■ **Exercise prompt**: Please report every line from the material that contains the word "落实本部门的日常安全教育培训工作".
■ ■ ■ ■
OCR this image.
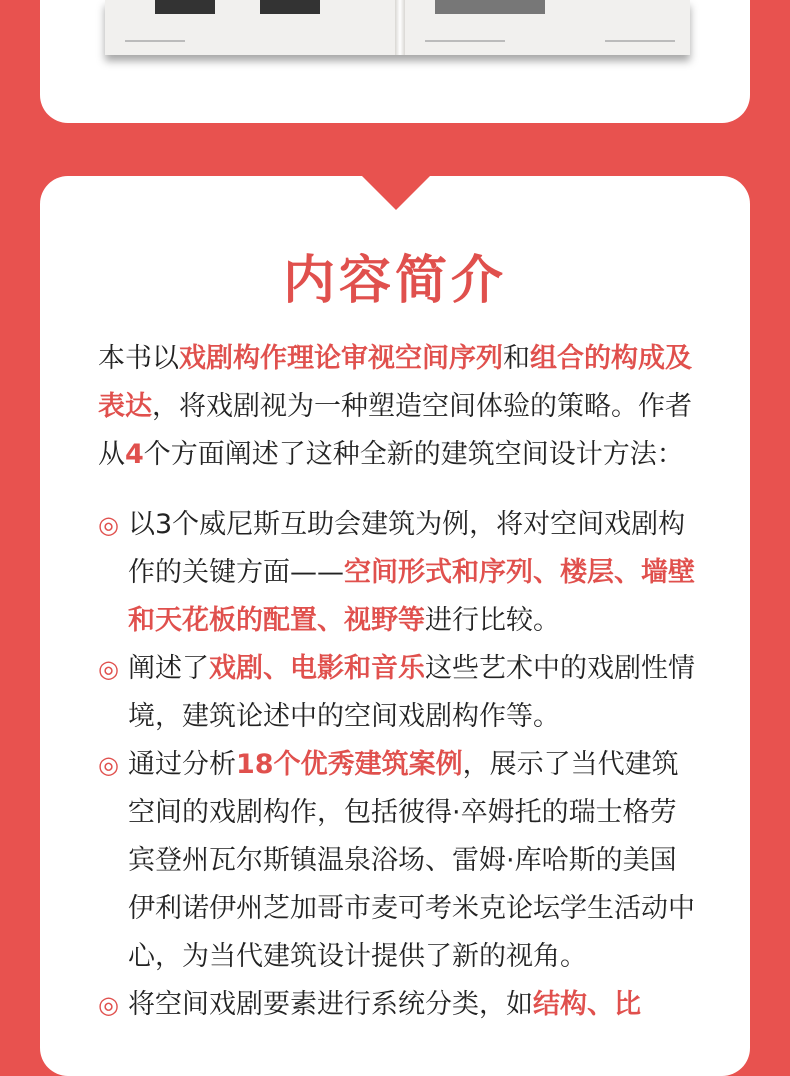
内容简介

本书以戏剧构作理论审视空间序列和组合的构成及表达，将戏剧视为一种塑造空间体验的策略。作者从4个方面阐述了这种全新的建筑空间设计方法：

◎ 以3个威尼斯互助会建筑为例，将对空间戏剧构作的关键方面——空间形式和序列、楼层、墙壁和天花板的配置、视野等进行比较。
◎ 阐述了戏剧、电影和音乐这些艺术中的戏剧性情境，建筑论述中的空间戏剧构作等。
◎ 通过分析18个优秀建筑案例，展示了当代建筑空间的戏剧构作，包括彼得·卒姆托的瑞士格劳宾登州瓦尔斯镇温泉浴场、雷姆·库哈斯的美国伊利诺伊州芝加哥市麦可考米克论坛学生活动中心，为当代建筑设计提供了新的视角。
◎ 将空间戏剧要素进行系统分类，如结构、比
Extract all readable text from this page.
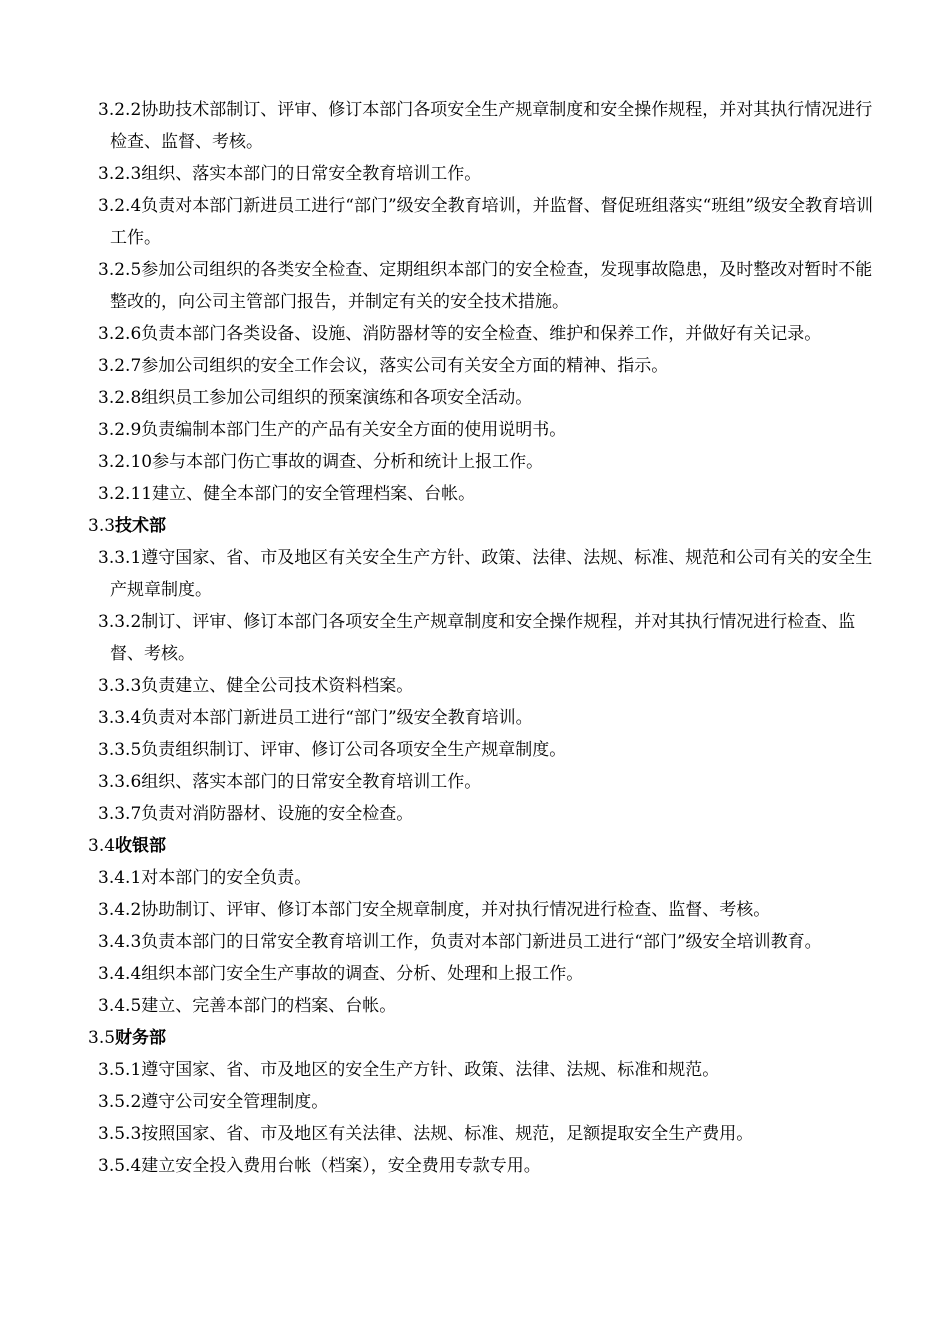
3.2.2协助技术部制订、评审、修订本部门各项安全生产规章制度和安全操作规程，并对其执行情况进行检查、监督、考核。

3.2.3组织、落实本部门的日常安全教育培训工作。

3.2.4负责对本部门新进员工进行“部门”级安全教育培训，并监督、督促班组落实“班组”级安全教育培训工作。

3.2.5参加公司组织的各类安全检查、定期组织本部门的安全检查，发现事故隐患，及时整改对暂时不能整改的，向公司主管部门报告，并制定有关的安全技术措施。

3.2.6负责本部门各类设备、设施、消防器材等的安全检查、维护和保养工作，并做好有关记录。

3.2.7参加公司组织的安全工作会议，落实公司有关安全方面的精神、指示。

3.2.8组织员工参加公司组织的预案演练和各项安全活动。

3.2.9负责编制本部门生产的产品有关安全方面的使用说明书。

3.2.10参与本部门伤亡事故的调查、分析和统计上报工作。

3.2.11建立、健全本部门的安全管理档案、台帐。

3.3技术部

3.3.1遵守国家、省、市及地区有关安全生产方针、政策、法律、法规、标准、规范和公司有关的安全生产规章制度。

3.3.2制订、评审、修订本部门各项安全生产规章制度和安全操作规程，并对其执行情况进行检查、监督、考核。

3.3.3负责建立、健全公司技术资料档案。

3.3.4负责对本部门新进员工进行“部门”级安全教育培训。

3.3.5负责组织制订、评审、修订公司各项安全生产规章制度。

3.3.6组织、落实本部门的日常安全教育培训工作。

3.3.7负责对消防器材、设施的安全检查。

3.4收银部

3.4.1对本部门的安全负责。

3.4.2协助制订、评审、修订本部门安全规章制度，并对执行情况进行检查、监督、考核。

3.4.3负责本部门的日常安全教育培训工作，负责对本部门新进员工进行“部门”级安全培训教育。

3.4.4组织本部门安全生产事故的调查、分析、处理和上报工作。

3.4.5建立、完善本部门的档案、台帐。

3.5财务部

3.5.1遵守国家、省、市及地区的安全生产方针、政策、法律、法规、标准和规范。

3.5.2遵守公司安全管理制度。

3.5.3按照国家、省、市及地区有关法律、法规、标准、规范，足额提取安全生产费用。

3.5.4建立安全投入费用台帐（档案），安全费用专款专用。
■ ■ ■ ■
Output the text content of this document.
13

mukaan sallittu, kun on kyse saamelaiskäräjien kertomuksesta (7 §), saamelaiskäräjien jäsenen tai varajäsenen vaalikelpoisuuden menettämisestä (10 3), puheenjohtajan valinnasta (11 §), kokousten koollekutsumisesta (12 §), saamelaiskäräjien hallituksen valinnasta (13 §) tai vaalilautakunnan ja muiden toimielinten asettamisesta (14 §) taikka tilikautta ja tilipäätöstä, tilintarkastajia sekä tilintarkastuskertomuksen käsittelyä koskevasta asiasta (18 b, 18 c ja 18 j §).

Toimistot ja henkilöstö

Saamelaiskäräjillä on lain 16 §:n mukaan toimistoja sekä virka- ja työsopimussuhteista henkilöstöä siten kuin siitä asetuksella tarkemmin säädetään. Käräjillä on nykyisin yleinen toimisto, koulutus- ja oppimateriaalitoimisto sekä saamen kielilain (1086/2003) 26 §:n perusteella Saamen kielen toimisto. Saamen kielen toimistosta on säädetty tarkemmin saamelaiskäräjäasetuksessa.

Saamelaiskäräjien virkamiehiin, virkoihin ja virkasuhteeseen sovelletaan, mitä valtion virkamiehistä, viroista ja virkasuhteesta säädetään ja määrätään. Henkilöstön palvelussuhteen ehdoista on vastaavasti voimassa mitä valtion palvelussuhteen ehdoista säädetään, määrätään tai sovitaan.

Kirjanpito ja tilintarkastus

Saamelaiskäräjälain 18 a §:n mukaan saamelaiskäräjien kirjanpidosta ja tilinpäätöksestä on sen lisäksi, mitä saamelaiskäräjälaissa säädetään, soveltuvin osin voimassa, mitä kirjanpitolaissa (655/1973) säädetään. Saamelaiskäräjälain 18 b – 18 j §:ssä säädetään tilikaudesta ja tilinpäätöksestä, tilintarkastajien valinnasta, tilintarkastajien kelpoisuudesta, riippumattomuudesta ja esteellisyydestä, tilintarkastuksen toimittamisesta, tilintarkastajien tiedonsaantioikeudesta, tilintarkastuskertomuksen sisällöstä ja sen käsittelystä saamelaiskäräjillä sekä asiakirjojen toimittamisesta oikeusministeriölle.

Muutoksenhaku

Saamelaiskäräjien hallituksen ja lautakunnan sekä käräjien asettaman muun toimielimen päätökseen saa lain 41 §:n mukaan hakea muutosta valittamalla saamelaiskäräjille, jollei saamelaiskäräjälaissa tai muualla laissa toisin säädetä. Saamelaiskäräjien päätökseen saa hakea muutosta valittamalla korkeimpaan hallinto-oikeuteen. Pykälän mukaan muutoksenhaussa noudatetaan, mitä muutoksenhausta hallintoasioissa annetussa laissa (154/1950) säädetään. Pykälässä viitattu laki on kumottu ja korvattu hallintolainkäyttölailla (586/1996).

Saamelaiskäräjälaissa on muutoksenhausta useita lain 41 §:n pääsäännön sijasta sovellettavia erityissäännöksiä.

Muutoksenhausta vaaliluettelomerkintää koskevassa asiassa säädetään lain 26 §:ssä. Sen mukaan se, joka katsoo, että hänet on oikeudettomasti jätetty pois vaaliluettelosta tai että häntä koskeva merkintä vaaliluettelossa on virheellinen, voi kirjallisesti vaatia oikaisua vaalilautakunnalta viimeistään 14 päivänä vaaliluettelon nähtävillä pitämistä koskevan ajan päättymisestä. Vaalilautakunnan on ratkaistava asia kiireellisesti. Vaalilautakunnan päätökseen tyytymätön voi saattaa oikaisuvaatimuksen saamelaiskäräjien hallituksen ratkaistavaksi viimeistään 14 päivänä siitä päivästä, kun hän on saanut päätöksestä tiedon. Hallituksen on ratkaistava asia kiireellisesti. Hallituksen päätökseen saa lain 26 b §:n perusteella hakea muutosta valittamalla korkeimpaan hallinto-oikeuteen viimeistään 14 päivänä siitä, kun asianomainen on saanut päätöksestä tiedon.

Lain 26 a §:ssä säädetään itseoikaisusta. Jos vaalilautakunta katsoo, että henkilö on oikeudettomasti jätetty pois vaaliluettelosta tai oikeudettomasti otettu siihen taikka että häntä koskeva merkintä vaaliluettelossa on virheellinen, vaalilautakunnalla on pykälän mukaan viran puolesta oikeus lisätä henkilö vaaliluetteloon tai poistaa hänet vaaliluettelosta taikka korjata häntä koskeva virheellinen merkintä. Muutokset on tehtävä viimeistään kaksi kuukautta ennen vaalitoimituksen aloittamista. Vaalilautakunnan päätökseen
■ ■ ■ ■
■ **Written response**:
3.2.3组织、落实本部门的日常安全教育培训工作。
3.3.6组织、落实本部门的日常安全教育培训工作。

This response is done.